# start of MATERIALS PROVIDED

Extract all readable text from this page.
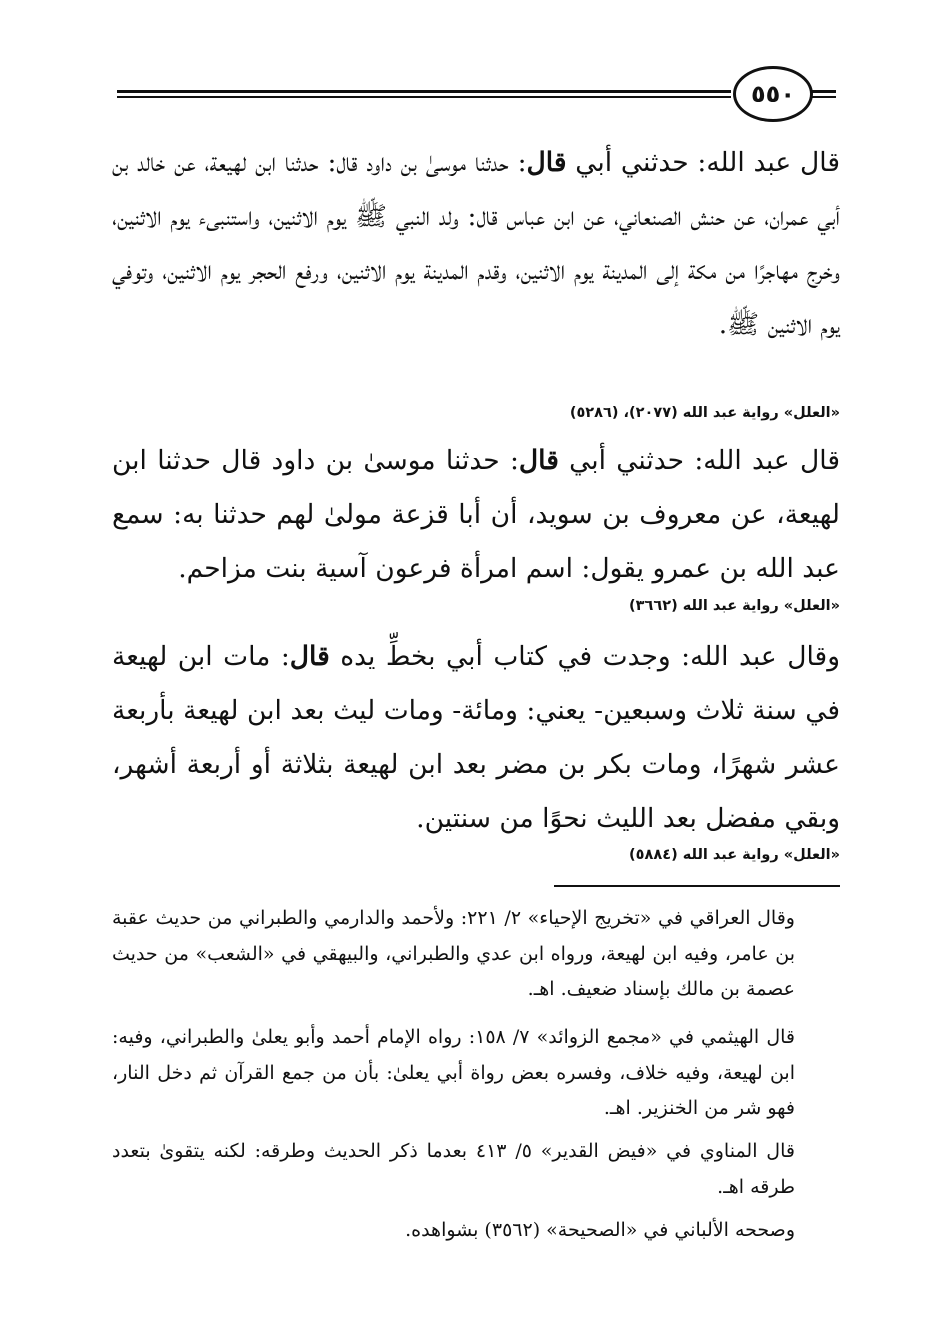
٥٥٠
قال عبد الله: حدثني أبي قال: حدثنا موسىٰ بن داود قال: حدثنا ابن لهيعة، عن خالد بن أبي عمران، عن حنش الصنعاني، عن ابن عباس قال: ولد النبي ﷺ يوم الاثنين، واستنبىء يوم الاثنين، وخرج مهاجرًا من مكة إلى المدينة يوم الاثنين، وقدم المدينة يوم الاثنين، ورفع الحجر يوم الاثنين، وتوفي يوم الاثنين ﷺ.
«العلل» رواية عبد الله (٢٠٧٧)، (٥٢٨٦)
قال عبد الله: حدثني أبي قال: حدثنا موسىٰ بن داود قال حدثنا ابن لهيعة، عن معروف بن سويد، أن أبا قزعة مولىٰ لهم حدثنا به: سمع عبد الله بن عمرو يقول: اسم امرأة فرعون آسية بنت مزاحم.
«العلل» رواية عبد الله (٣٦٦٢)
وقال عبد الله: وجدت في كتاب أبي بخطِّ يده قال: مات ابن لهيعة في سنة ثلاث وسبعين- يعني: ومائة- ومات ليث بعد ابن لهيعة بأربعة عشر شهرًا، ومات بكر بن مضر بعد ابن لهيعة بثلاثة أو أربعة أشهر، وبقي مفضل بعد الليث نحوًا من سنتين.
«العلل» رواية عبد الله (٥٨٨٤)
وقال العراقي في «تخريج الإحياء» ٢/ ٢٢١: ولأحمد والدارمي والطبراني من حديث عقبة بن عامر، وفيه ابن لهيعة، ورواه ابن عدي والطبراني، والبيهقي في «الشعب» من حديث عصمة بن مالك بإسناد ضعيف. اهـ.
قال الهيثمي في «مجمع الزوائد» ٧/ ١٥٨: رواه الإمام أحمد وأبو يعلىٰ والطبراني، وفيه: ابن لهيعة، وفيه خلاف، وفسره بعض رواة أبي يعلىٰ: بأن من جمع القرآن ثم دخل النار، فهو شر من الخنزير. اهـ.
قال المناوي في «فيض القدير» ٥/ ٤١٣ بعدما ذكر الحديث وطرقه: لكنه يتقوىٰ بتعدد طرقه اهـ.
وصححه الألباني في «الصحيحة» (٣٥٦٢) بشواهده.
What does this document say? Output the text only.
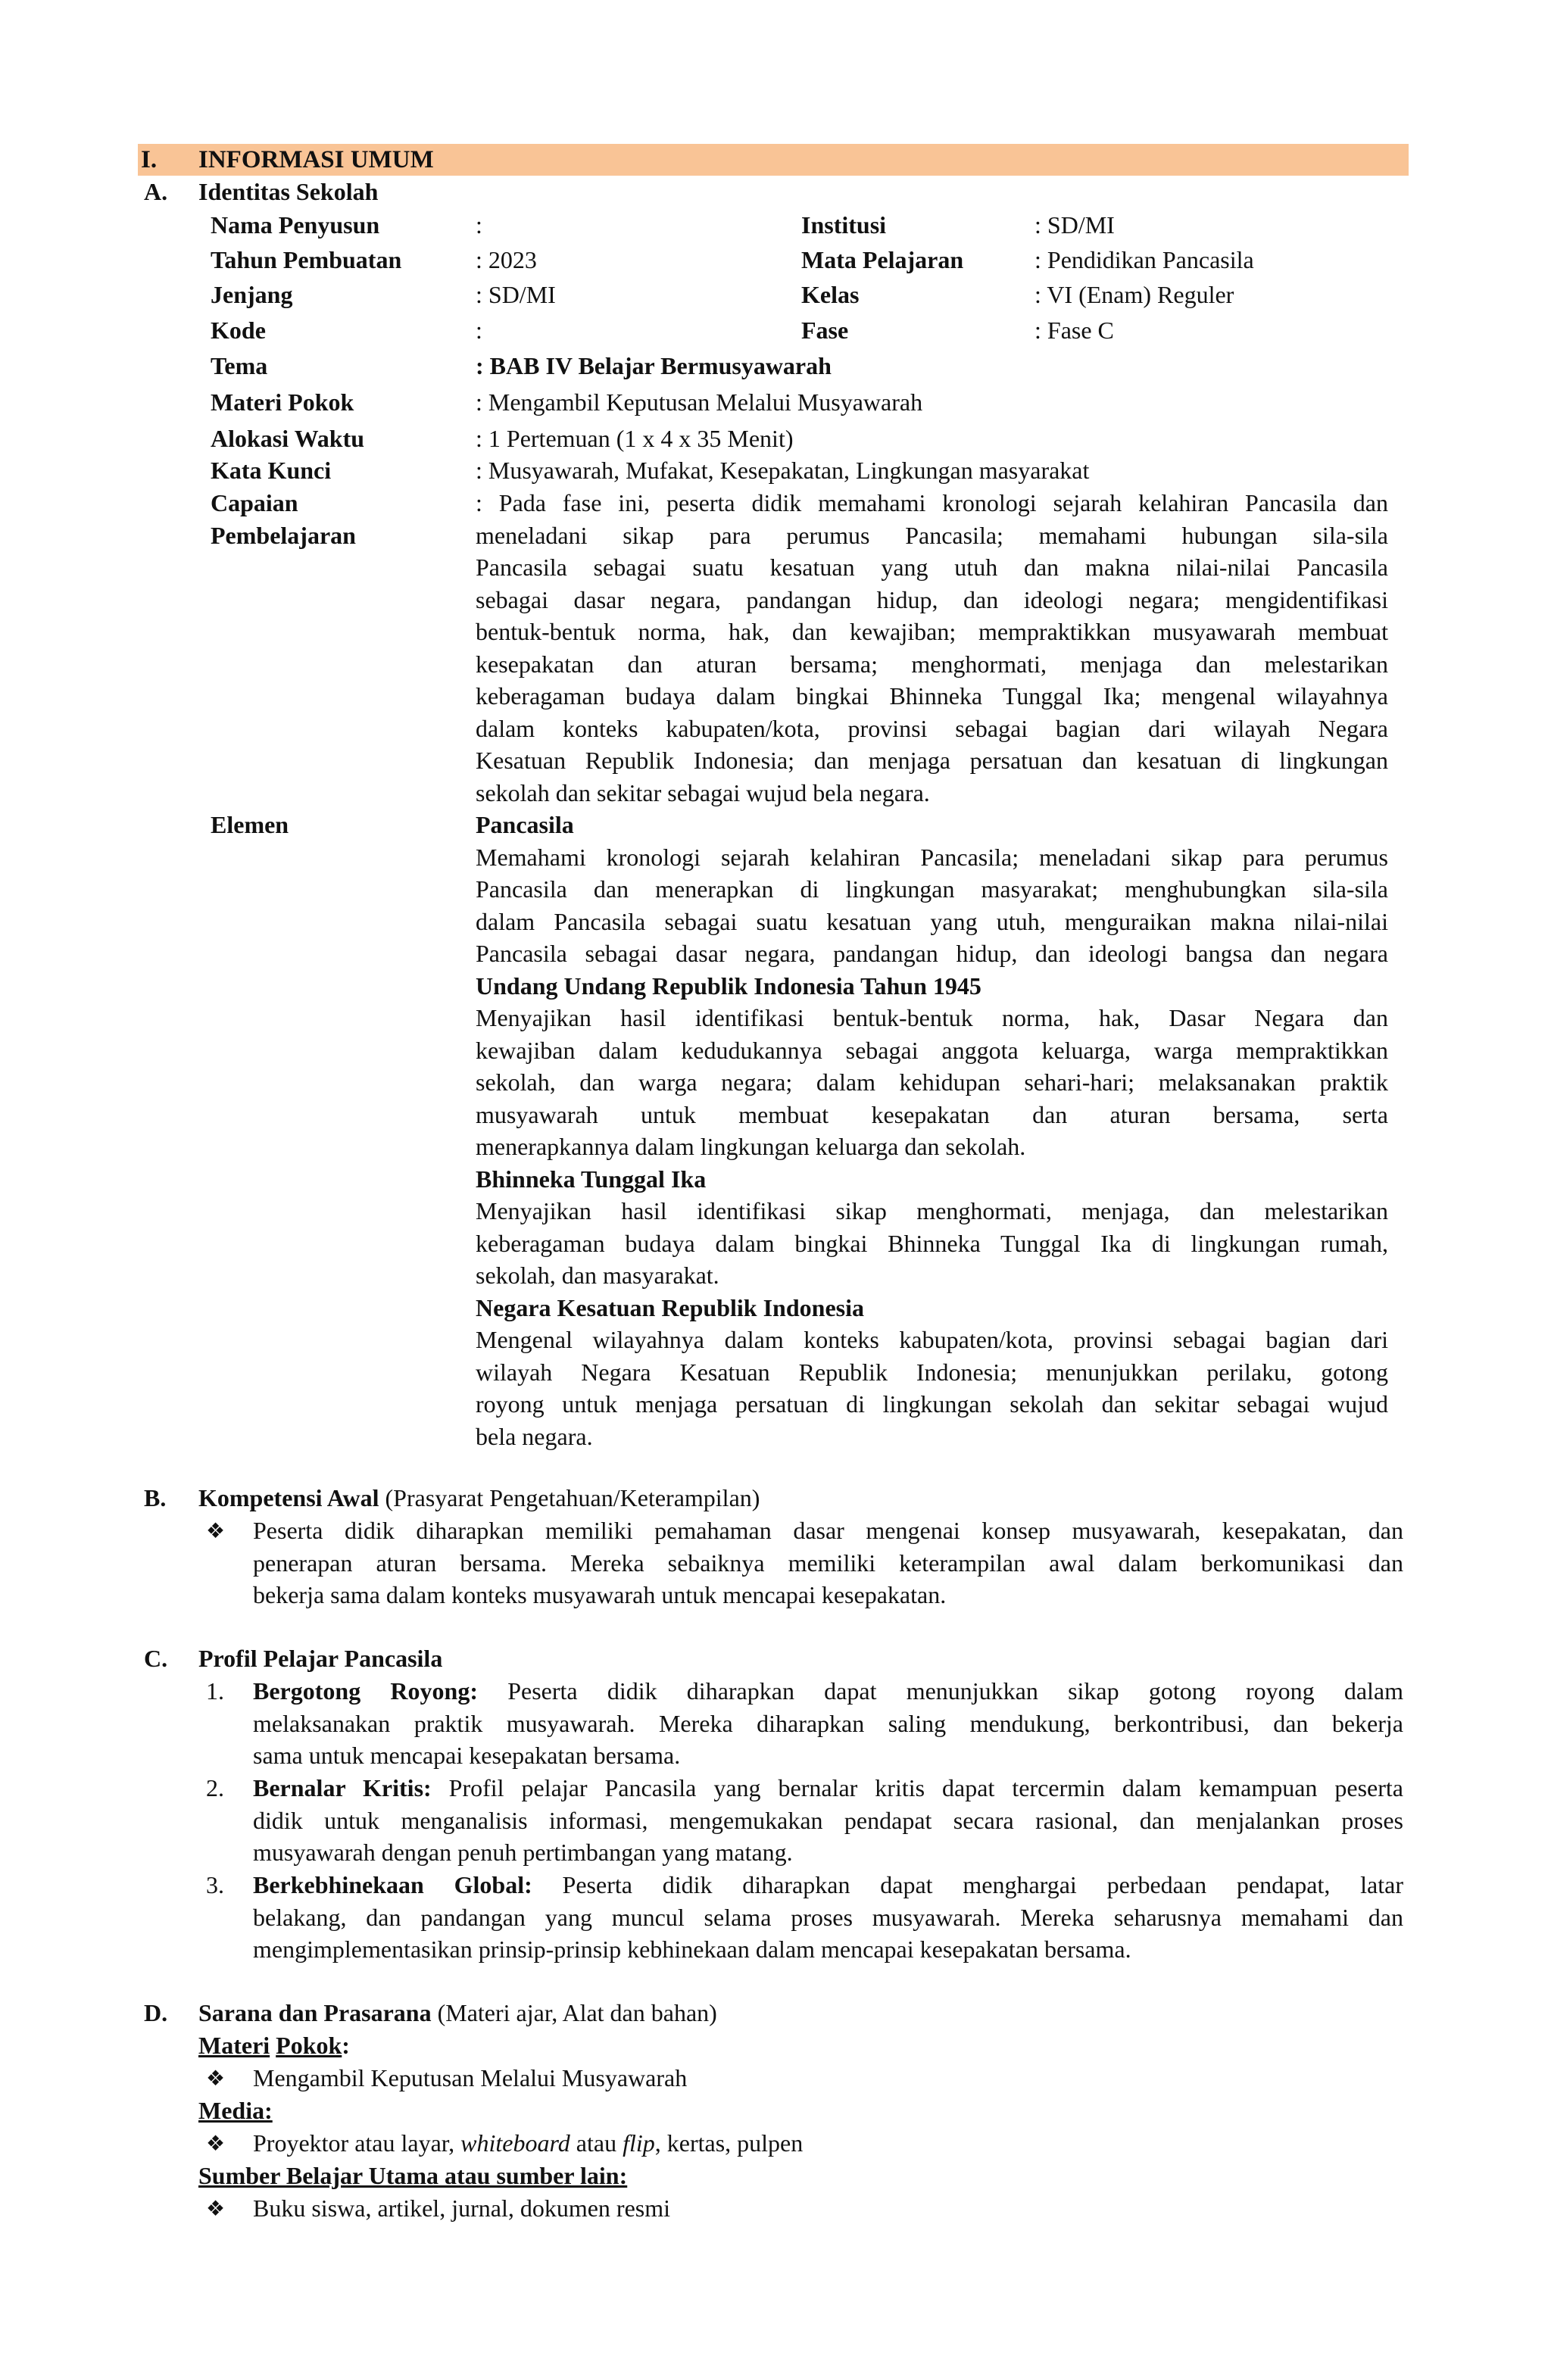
I. INFORMASI UMUM
A. Identitas Sekolah
Nama Penyusun	:	Institusi	: SD/MI
Tahun Pembuatan	: 2023	Mata Pelajaran	: Pendidikan Pancasila
Jenjang	: SD/MI	Kelas	: VI (Enam) Reguler
Kode	:	Fase	: Fase C
Tema	: BAB IV Belajar Bermusyawarah
Materi Pokok	: Mengambil Keputusan Melalui Musyawarah
Alokasi Waktu	: 1 Pertemuan (1 x 4 x 35 Menit)
Kata Kunci	: Musyawarah, Mufakat, Kesepakatan, Lingkungan masyarakat
Capaian
Pembelajaran
: Pada fase ini, peserta didik memahami kronologi sejarah kelahiran Pancasila dan
meneladani sikap para perumus Pancasila; memahami hubungan sila-sila
Pancasila sebagai suatu kesatuan yang utuh dan makna nilai-nilai Pancasila
sebagai dasar negara, pandangan hidup, dan ideologi negara; mengidentifikasi
bentuk-bentuk norma, hak, dan kewajiban; mempraktikkan musyawarah membuat
kesepakatan dan aturan bersama; menghormati, menjaga dan melestarikan
keberagaman budaya dalam bingkai Bhinneka Tunggal Ika; mengenal wilayahnya
dalam konteks kabupaten/kota, provinsi sebagai bagian dari wilayah Negara
Kesatuan Republik Indonesia; dan menjaga persatuan dan kesatuan di lingkungan
sekolah dan sekitar sebagai wujud bela negara.
Elemen	Pancasila
Memahami kronologi sejarah kelahiran Pancasila; meneladani sikap para perumus
Pancasila dan menerapkan di lingkungan masyarakat; menghubungkan sila-sila
dalam Pancasila sebagai suatu kesatuan yang utuh, menguraikan makna nilai-nilai
Pancasila sebagai dasar negara, pandangan hidup, dan ideologi bangsa dan negara
Undang Undang Republik Indonesia Tahun 1945
Menyajikan hasil identifikasi bentuk-bentuk norma, hak, Dasar Negara dan
kewajiban dalam kedudukannya sebagai anggota keluarga, warga mempraktikkan
sekolah, dan warga negara; dalam kehidupan sehari-hari; melaksanakan praktik
musyawarah untuk membuat kesepakatan dan aturan bersama, serta
menerapkannya dalam lingkungan keluarga dan sekolah.
Bhinneka Tunggal Ika
Menyajikan hasil identifikasi sikap menghormati, menjaga, dan melestarikan
keberagaman budaya dalam bingkai Bhinneka Tunggal Ika di lingkungan rumah,
sekolah, dan masyarakat.
Negara Kesatuan Republik Indonesia
Mengenal wilayahnya dalam konteks kabupaten/kota, provinsi sebagai bagian dari
wilayah Negara Kesatuan Republik Indonesia; menunjukkan perilaku, gotong
royong untuk menjaga persatuan di lingkungan sekolah dan sekitar sebagai wujud
bela negara.
B. Kompetensi Awal (Prasyarat Pengetahuan/Keterampilan)
❖ Peserta didik diharapkan memiliki pemahaman dasar mengenai konsep musyawarah, kesepakatan, dan
penerapan aturan bersama. Mereka sebaiknya memiliki keterampilan awal dalam berkomunikasi dan
bekerja sama dalam konteks musyawarah untuk mencapai kesepakatan.
C. Profil Pelajar Pancasila
1. Bergotong Royong: Peserta didik diharapkan dapat menunjukkan sikap gotong royong dalam
melaksanakan praktik musyawarah. Mereka diharapkan saling mendukung, berkontribusi, dan bekerja
sama untuk mencapai kesepakatan bersama.
2. Bernalar Kritis: Profil pelajar Pancasila yang bernalar kritis dapat tercermin dalam kemampuan peserta
didik untuk menganalisis informasi, mengemukakan pendapat secara rasional, dan menjalankan proses
musyawarah dengan penuh pertimbangan yang matang.
3. Berkebhinekaan Global: Peserta didik diharapkan dapat menghargai perbedaan pendapat, latar
belakang, dan pandangan yang muncul selama proses musyawarah. Mereka seharusnya memahami dan
mengimplementasikan prinsip-prinsip kebhinekaan dalam mencapai kesepakatan bersama.
D. Sarana dan Prasarana (Materi ajar, Alat dan bahan)
Materi Pokok:
❖ Mengambil Keputusan Melalui Musyawarah
Media:
❖ Proyektor atau layar, whiteboard atau flip, kertas, pulpen
Sumber Belajar Utama atau sumber lain:
❖ Buku siswa, artikel, jurnal, dokumen resmi
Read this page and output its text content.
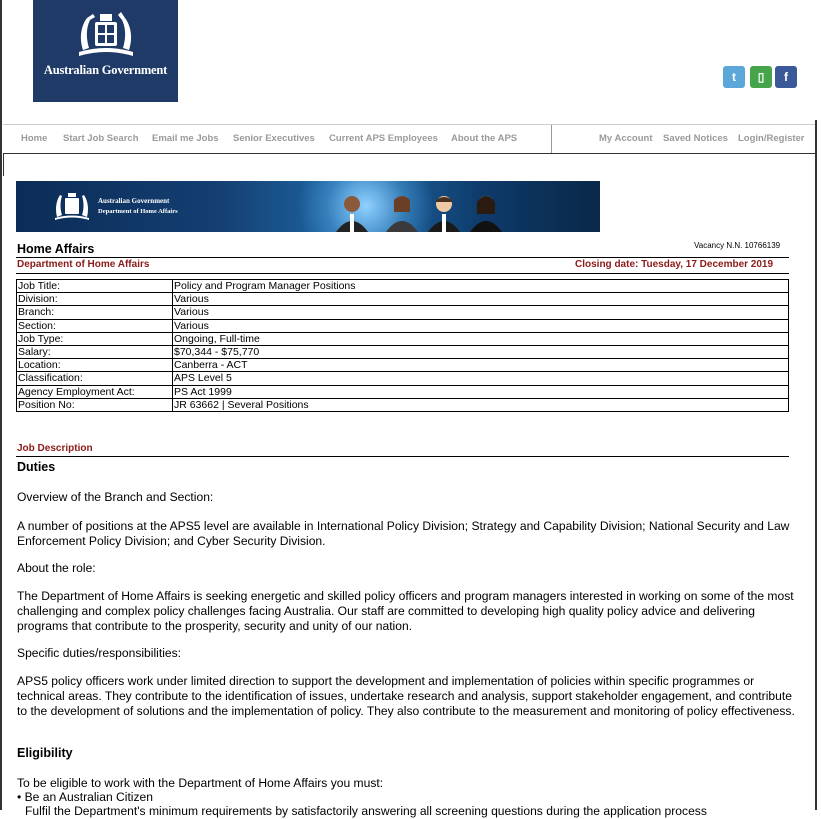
Australian Government	t	▯	f
Home Start Job Search Email me Jobs Senior Executives Current APS Employees About the APS	My Account Saved Notices Login/Register
Australian Government
Department of Home Affairs
Home Affairs	Vacancy N.N. 10766139
Department of Home Affairs	Closing date: Tuesday, 17 December 2019
Job Title:	Policy and Program Manager Positions
Division:	Various
Branch:	Various
Section:	Various
Job Type:	Ongoing, Full-time
Salary:	$70,344 - $75,770
Location:	Canberra - ACT
Classification:	APS Level 5
Agency Employment Act:	PS Act 1999
Position No:	JR 63662 | Several Positions
Job Description
Duties
Overview of the Branch and Section:
A number of positions at the APS5 level are available in International Policy Division; Strategy and Capability Division; National Security and Law Enforcement Policy Division; and Cyber Security Division.
About the role:
The Department of Home Affairs is seeking energetic and skilled policy officers and program managers interested in working on some of the most challenging and complex policy challenges facing Australia. Our staff are committed to developing high quality policy advice and delivering programs that contribute to the prosperity, security and unity of our nation.
Specific duties/responsibilities:
APS5 policy officers work under limited direction to support the development and implementation of policies within specific programmes or technical areas. They contribute to the identification of issues, undertake research and analysis, support stakeholder engagement, and contribute to the development of solutions and the implementation of policy. They also contribute to the measurement and monitoring of policy effectiveness.
Eligibility
To be eligible to work with the Department of Home Affairs you must:
• Be an Australian Citizen
Fulfil the Department's minimum requirements by satisfactorily answering all screening questions during the application process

# end of MATERIALS PROVIDED

**WHAT THIS TASK INVOLVES:**
Repeat exactly the lines from the one holding "Read this page and output its text content." through the last line of the entries, both included; the pictures do not belong in the copy.

**FINAL RESULT:**
Read this page and output its text content.
Australian Government	t	▯	f
Home Start Job Search Email me Jobs Senior Executives Current APS Employees About the APS	My Account Saved Notices Login/Register
Australian Government
Department of Home Affairs
Home Affairs	Vacancy N.N. 10766139
Department of Home Affairs	Closing date: Tuesday, 17 December 2019
Job Title:	Policy and Program Manager Positions
Division:	Various
Branch:	Various
Section:	Various
Job Type:	Ongoing, Full-time
Salary:	$70,344 - $75,770
Location:	Canberra - ACT
Classification:	APS Level 5
Agency Employment Act:	PS Act 1999
Position No:	JR 63662 | Several Positions
Job Description
Duties
Overview of the Branch and Section:
A number of positions at the APS5 level are available in International Policy Division; Strategy and Capability Division; National Security and Law Enforcement Policy Division; and Cyber Security Division.
About the role:
The Department of Home Affairs is seeking energetic and skilled policy officers and program managers interested in working on some of the most challenging and complex policy challenges facing Australia. Our staff are committed to developing high quality policy advice and delivering programs that contribute to the prosperity, security and unity of our nation.
Specific duties/responsibilities:
APS5 policy officers work under limited direction to support the development and implementation of policies within specific programmes or technical areas. They contribute to the identification of issues, undertake research and analysis, support stakeholder engagement, and contribute to the development of solutions and the implementation of policy. They also contribute to the measurement and monitoring of policy effectiveness.
Eligibility
To be eligible to work with the Department of Home Affairs you must:
• Be an Australian Citizen
Fulfil the Department's minimum requirements by satisfactorily answering all screening questions during the application process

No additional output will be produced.